### DOCUMENT

━━━

Survival Analysis Tutorial
Advanced / optional module. Start with Choose Your Path if you are not sure whether survival analysis is the right first workflow.
This tutorial demonstrates how to use the cranalytics.survival module to model loan survival and hazard rates.
Data Preparation
Survival analysis requires data in a specific "Time-to-Event" format, often represented as $(T, E)$: - $T$ (Duration): The time elapsed until the event occurred or the observation ended. - $E$ (Event): A binary indicator (1 if the event of interest occurred, 0 if the observation was censored).
Expected Input Structure
Your raw loan data typically starts as a snapshot or registry of loans with dates and statuses:
| loan_id | issue_date | last_payment_date | loan_status | fico | ltv |
|---|---|---|---|---|---|
| L101 | 2023-01-01 | 2023-06-15 | Charged Off | 720 | 0.8 |
| L102 | 2023-01-15 | 2024-01-10 | Fully Paid | 680 | 0.9 |
| L103 | 2023-02-01 | 2024-05-20 | Current | 750 | 0.7 |
Converting to Survival Format
Use calculate_duration_and_event to transform raw dates and statuses into the $(T, E)$ format required for modeling.
from cranalytics.survival import calculate_duration_and_event
import pandas as pd
# Load your raw data
df = pd.read_csv('your_loan_data.csv')
# Prepare data
# This adds 'duration' and 'event' columns to your dataframe
df_survival = calculate_duration_and_event(
df,
start_date_col='issue_date',
end_date_col='last_payment_date',
status_col='loan_status',
default_statuses=['Charged Off'],
time_unit='M' # 'M' for months, 'D' for days
)
# The resulting df_survival will contain:
# - duration: Float representing months on book
# - event: 1 for 'Charged Off', 0 for others (Censored)

━━━

### EXTRACTED MATERIAL
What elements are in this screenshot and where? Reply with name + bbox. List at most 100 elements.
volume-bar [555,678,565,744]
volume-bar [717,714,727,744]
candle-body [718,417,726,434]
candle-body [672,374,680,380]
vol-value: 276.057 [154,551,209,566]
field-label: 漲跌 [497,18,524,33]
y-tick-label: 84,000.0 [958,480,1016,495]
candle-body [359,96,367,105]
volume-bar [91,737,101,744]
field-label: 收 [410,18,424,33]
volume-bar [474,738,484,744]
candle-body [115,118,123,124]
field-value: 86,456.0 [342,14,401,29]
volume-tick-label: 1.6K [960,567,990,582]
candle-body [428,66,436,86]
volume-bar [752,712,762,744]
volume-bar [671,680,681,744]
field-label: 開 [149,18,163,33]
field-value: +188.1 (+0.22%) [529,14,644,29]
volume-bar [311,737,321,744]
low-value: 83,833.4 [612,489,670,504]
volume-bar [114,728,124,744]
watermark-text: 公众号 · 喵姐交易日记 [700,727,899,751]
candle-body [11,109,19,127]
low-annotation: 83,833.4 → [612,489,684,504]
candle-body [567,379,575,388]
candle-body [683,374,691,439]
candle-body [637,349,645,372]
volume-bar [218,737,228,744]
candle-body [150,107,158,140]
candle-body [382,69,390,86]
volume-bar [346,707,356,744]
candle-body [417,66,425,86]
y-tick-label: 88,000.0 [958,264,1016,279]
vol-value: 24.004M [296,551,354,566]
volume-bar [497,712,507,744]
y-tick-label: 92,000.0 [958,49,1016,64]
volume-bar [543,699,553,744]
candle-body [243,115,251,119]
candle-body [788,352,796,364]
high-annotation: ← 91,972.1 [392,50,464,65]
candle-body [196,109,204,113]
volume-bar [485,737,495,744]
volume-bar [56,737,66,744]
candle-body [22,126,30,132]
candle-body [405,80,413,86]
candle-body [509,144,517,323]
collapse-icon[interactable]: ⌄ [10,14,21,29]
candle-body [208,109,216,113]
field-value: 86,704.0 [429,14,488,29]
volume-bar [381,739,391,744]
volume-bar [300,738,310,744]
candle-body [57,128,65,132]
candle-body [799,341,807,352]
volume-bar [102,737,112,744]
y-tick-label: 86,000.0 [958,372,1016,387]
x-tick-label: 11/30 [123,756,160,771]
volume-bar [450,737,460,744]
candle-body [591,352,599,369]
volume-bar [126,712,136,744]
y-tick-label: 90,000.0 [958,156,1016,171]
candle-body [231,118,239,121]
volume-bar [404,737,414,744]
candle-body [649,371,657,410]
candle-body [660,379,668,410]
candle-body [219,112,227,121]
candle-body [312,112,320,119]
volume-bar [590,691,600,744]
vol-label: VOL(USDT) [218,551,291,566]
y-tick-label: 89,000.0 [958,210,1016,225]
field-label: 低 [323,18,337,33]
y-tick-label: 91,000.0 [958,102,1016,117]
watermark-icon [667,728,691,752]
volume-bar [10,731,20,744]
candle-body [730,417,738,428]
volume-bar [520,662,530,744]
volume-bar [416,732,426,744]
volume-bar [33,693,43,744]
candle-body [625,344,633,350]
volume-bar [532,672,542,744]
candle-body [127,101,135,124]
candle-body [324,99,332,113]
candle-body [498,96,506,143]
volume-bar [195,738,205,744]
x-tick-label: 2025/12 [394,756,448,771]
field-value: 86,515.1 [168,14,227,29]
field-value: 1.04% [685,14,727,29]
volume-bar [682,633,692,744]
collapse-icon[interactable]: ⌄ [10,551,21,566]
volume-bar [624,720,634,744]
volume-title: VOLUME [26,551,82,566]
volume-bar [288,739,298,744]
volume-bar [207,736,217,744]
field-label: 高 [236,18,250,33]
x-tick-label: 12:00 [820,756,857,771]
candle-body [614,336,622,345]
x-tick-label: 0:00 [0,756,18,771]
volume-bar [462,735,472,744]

━━━

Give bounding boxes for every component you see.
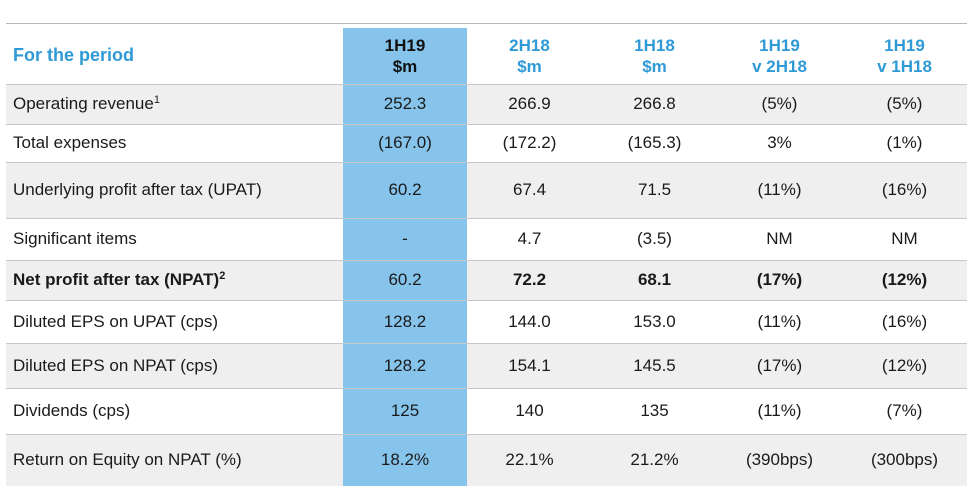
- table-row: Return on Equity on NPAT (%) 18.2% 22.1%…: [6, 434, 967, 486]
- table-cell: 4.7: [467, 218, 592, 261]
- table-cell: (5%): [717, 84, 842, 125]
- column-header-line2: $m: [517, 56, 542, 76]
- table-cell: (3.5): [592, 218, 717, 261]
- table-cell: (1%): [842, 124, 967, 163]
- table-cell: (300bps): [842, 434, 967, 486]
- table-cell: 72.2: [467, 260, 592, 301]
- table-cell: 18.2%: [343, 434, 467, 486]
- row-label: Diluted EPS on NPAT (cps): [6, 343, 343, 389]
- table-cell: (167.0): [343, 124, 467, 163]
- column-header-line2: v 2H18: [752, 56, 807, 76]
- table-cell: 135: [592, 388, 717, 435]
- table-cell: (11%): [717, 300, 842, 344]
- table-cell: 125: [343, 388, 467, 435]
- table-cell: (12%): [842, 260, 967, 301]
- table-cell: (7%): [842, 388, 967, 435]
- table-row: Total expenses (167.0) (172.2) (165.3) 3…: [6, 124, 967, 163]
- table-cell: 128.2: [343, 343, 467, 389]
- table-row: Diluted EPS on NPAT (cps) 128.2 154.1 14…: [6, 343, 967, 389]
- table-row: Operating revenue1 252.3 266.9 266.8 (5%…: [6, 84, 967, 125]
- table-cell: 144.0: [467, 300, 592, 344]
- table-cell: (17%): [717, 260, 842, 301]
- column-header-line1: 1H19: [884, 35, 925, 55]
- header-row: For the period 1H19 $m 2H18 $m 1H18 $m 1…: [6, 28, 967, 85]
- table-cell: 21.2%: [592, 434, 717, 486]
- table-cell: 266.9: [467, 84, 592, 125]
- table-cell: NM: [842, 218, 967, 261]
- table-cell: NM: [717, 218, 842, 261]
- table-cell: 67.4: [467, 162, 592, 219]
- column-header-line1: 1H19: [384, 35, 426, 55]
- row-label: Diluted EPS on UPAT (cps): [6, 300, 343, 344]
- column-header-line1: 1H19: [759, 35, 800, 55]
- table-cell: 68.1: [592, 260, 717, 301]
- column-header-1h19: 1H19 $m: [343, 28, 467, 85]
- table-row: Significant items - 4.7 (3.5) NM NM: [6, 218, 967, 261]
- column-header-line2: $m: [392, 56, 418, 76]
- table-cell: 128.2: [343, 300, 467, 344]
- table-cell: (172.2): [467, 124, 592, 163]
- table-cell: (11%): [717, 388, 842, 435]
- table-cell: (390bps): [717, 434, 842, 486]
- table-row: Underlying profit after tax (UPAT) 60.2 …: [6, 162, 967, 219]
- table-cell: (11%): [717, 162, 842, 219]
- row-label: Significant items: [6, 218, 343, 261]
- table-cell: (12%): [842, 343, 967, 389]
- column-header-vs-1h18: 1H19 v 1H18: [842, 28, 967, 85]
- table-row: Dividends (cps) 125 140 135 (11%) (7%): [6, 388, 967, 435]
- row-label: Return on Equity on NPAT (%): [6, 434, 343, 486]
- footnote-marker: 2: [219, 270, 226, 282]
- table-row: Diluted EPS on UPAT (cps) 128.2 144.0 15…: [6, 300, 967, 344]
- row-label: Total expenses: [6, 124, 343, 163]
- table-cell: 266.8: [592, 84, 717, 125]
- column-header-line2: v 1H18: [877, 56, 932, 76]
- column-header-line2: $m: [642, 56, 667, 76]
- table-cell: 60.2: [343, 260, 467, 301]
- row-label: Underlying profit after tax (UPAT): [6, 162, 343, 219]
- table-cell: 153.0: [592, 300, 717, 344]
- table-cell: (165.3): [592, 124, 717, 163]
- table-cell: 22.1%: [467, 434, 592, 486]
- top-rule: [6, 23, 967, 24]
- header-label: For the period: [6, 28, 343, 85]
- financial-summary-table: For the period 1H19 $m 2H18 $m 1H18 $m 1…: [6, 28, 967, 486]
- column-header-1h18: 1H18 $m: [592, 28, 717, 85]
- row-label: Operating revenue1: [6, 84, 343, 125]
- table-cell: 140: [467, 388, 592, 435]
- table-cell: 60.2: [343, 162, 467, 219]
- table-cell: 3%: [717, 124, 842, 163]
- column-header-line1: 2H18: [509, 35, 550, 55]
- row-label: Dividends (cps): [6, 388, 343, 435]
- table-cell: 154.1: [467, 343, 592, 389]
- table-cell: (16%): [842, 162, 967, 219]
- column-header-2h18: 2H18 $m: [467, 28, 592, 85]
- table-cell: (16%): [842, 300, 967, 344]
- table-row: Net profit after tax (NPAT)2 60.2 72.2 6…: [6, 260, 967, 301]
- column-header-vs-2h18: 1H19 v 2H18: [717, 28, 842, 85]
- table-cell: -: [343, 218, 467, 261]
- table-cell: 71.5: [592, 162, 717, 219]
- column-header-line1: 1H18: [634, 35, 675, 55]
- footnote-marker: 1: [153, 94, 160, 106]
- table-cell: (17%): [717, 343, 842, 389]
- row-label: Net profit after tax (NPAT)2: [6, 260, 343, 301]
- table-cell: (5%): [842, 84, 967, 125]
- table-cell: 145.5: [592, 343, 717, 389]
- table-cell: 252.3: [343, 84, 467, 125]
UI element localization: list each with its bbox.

━━━

### BRIEF
Please answer these from the survival analysis tutorial:
(a) What value does $E$ take when an observation was censored?
(b) What is the loan_status of loan L102 in the sample table?
(c) Which time_unit value selects days?

### RESPONSE
(a) 0
(b) Fully Paid
(c) 'D'